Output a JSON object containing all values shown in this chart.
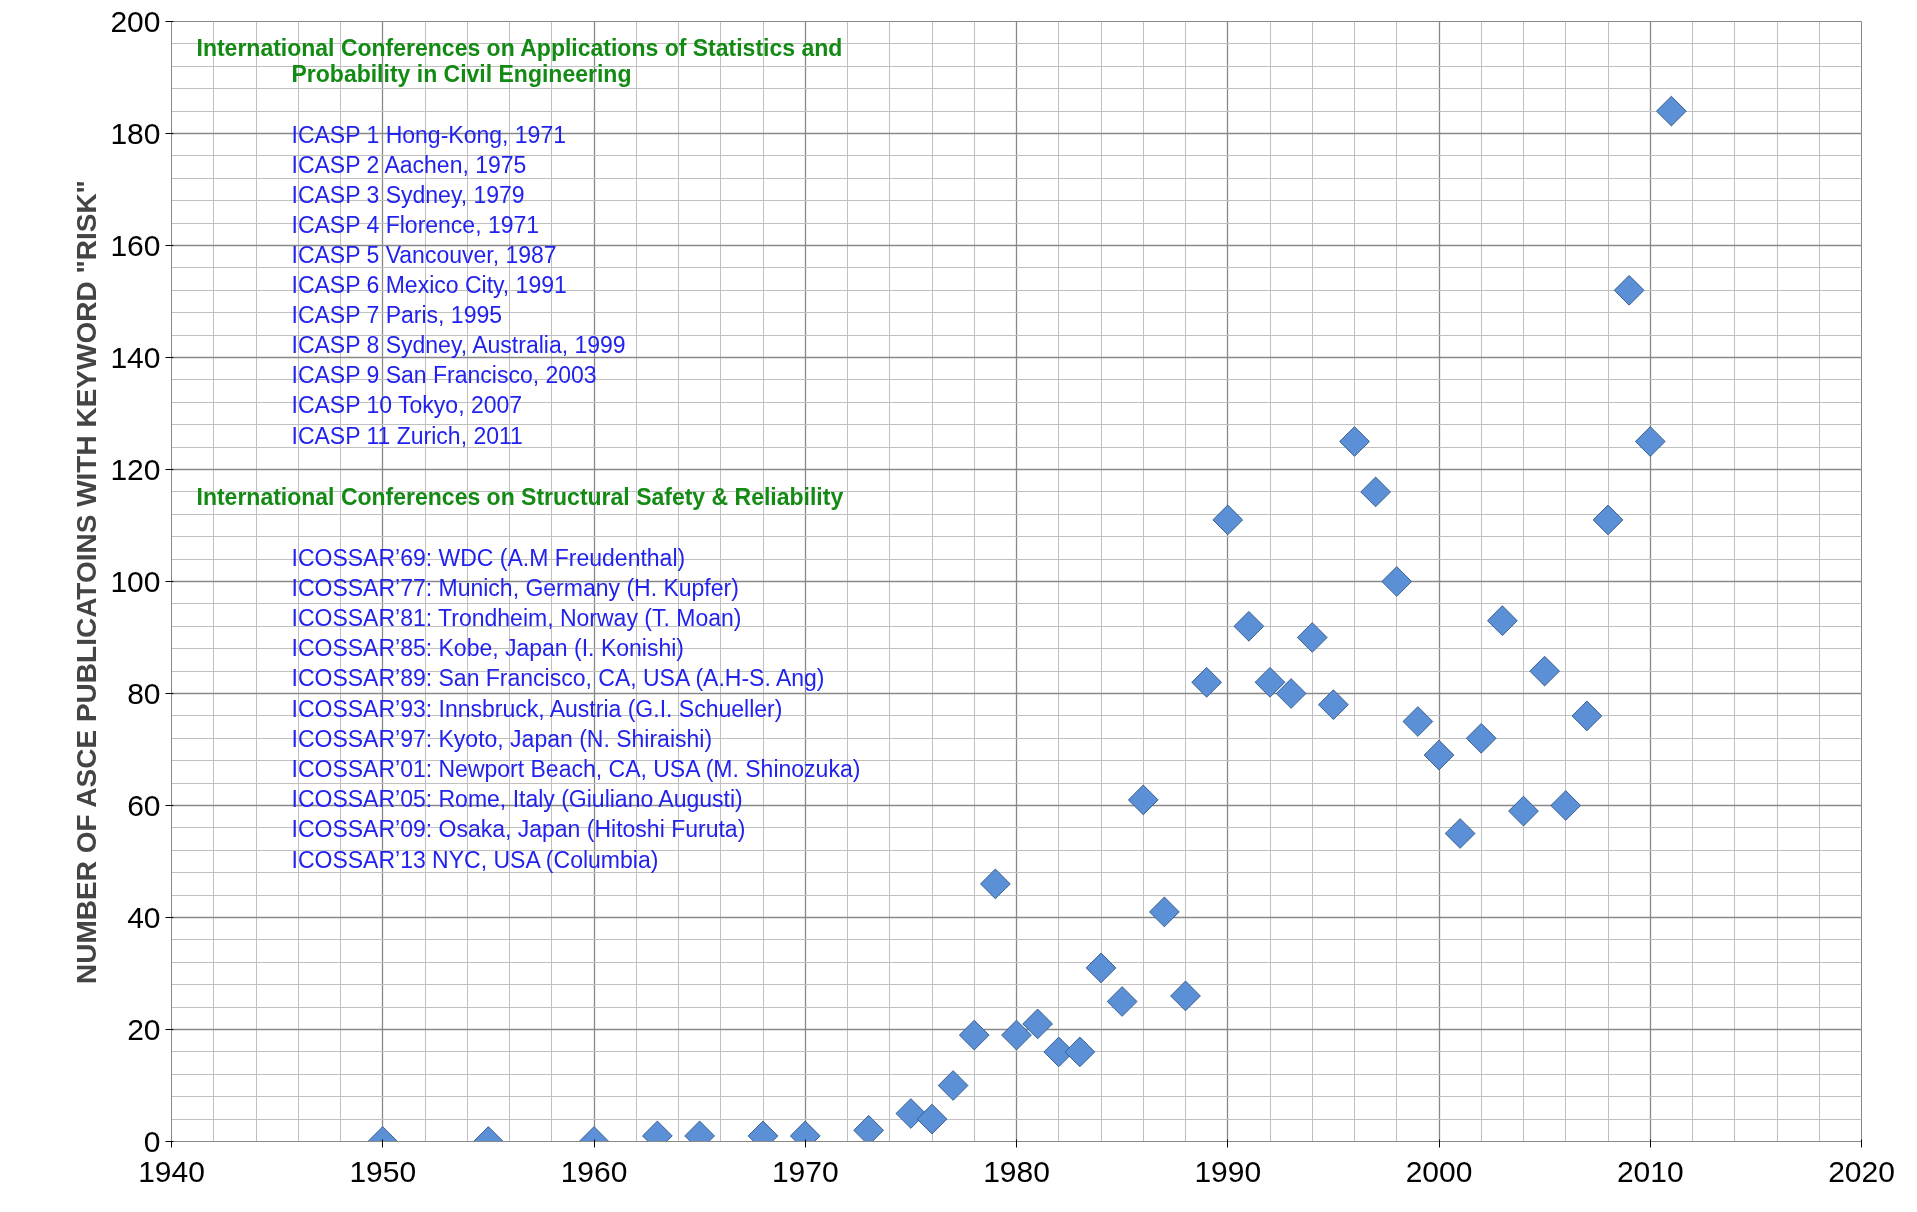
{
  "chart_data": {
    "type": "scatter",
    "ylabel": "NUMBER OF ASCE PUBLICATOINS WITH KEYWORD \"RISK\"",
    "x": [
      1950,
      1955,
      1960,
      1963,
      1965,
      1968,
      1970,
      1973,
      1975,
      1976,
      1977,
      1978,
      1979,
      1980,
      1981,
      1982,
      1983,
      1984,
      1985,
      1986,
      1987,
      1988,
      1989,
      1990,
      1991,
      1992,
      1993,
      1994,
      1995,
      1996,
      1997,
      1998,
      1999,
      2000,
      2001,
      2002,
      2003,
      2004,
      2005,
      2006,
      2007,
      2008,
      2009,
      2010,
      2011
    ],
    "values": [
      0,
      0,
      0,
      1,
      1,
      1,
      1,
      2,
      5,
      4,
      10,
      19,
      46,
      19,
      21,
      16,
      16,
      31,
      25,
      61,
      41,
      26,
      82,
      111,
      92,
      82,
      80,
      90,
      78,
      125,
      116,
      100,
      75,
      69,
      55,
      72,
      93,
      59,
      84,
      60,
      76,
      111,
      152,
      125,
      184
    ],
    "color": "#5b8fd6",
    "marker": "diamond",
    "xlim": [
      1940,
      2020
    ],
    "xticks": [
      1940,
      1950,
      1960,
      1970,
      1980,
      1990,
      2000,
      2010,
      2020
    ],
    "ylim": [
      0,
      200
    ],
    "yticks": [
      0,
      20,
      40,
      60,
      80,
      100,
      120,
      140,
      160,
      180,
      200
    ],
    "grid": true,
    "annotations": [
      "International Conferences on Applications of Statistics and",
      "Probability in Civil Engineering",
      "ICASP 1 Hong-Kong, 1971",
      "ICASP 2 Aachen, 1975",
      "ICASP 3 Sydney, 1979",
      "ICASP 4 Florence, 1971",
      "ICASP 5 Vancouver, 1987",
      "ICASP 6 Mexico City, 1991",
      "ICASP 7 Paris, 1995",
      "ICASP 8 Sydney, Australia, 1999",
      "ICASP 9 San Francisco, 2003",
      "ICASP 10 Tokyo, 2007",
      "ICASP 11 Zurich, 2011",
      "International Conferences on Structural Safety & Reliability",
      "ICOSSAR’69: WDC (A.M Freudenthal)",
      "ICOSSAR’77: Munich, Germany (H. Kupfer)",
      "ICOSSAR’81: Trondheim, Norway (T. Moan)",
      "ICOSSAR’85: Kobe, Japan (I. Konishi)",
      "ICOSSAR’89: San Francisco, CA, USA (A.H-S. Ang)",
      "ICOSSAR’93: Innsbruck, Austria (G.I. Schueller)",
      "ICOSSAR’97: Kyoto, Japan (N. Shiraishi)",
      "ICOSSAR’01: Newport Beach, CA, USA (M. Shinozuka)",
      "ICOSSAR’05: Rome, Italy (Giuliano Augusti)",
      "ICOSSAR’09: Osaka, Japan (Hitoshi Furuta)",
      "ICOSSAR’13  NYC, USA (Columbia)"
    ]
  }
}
++++++++++
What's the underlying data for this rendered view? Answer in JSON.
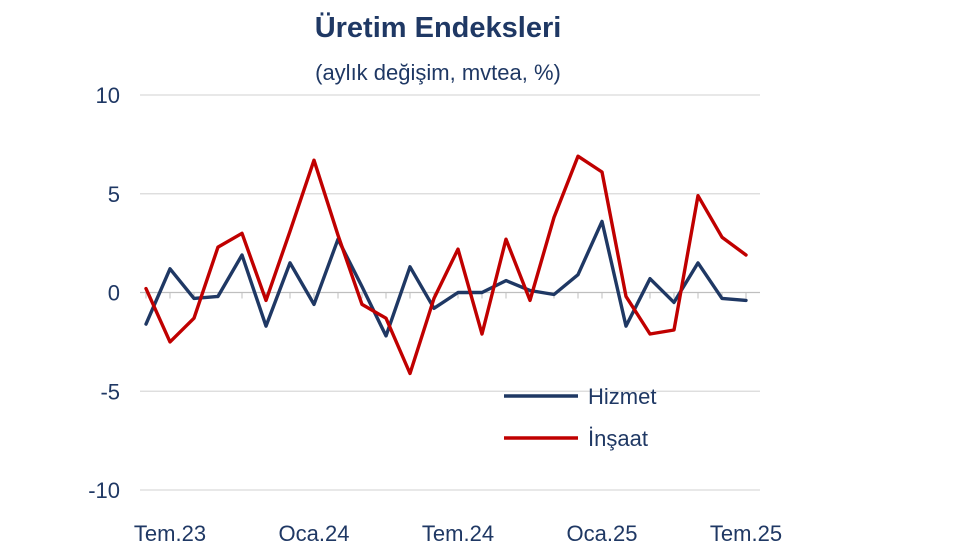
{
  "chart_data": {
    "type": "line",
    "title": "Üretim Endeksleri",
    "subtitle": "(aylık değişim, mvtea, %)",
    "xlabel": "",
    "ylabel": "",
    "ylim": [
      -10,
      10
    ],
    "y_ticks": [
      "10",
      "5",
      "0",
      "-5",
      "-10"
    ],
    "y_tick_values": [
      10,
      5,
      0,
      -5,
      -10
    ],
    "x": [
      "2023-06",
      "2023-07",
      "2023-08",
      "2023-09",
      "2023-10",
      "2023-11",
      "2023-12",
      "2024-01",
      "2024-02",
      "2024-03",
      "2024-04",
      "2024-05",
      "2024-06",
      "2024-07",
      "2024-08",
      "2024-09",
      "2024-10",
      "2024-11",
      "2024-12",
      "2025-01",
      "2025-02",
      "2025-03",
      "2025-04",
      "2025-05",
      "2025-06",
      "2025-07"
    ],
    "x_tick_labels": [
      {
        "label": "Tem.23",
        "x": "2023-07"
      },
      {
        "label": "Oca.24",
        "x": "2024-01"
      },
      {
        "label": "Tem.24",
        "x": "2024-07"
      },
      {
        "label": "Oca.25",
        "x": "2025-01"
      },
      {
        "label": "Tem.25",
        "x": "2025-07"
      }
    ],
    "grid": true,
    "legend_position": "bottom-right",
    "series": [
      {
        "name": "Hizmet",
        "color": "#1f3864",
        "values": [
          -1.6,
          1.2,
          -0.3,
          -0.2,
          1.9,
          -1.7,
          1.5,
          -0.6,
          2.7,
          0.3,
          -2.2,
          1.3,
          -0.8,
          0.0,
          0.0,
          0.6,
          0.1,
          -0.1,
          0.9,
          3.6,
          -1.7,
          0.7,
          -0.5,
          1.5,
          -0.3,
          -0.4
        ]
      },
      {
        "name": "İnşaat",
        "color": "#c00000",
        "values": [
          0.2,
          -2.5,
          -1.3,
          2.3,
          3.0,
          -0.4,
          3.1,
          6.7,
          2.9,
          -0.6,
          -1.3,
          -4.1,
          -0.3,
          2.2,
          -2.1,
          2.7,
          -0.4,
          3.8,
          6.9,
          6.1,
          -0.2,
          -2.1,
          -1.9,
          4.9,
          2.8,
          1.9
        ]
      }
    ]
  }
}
++++++++++
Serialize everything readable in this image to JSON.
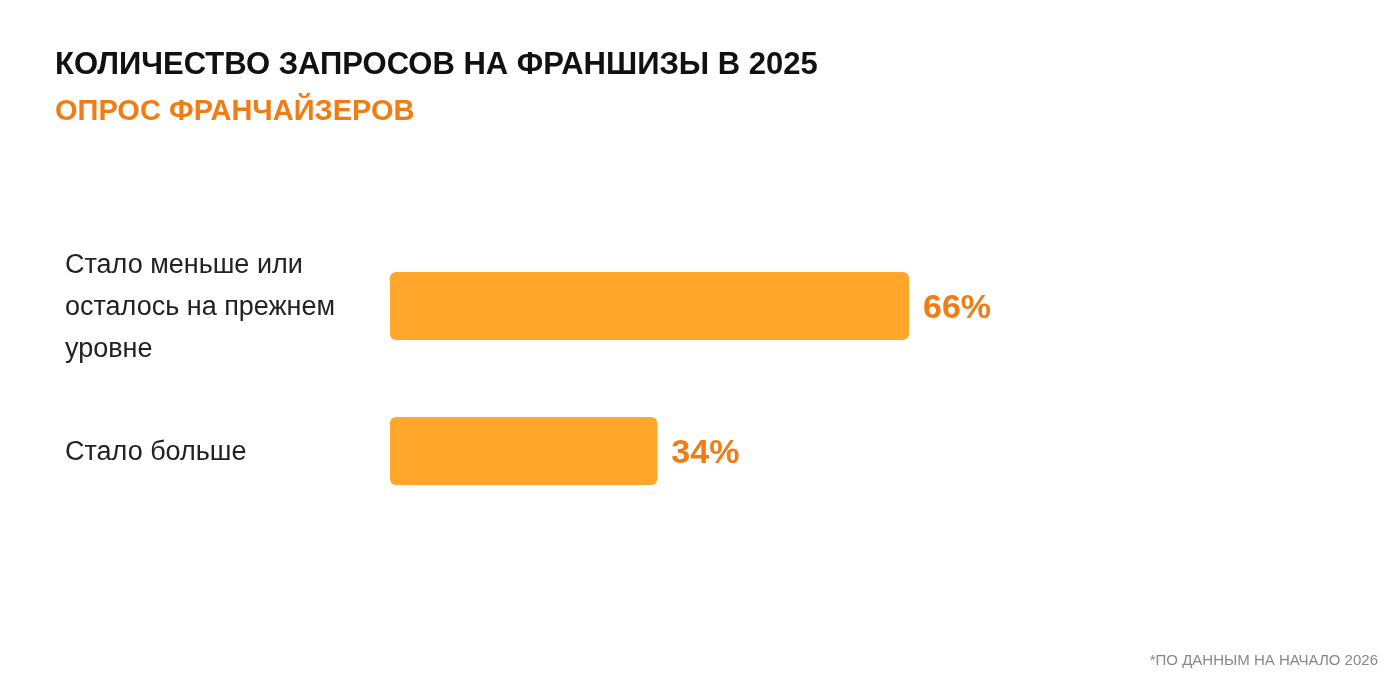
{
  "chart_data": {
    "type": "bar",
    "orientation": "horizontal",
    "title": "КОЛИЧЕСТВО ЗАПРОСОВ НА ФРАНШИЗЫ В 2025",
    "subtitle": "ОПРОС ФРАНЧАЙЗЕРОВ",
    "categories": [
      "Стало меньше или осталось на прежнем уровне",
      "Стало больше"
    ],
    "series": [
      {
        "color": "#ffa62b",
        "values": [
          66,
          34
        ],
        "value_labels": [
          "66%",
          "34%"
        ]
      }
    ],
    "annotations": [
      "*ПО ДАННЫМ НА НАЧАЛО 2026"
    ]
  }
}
++++++++++
Report all lines of the material that contain the word "Japan".

> [Solution to this problem]:
      "ICOSSAR’85: Kobe, Japan (I. Konishi)",
      "ICOSSAR’97: Kyoto, Japan (N. Shiraishi)",
      "ICOSSAR’09: Osaka, Japan (Hitoshi Furuta)",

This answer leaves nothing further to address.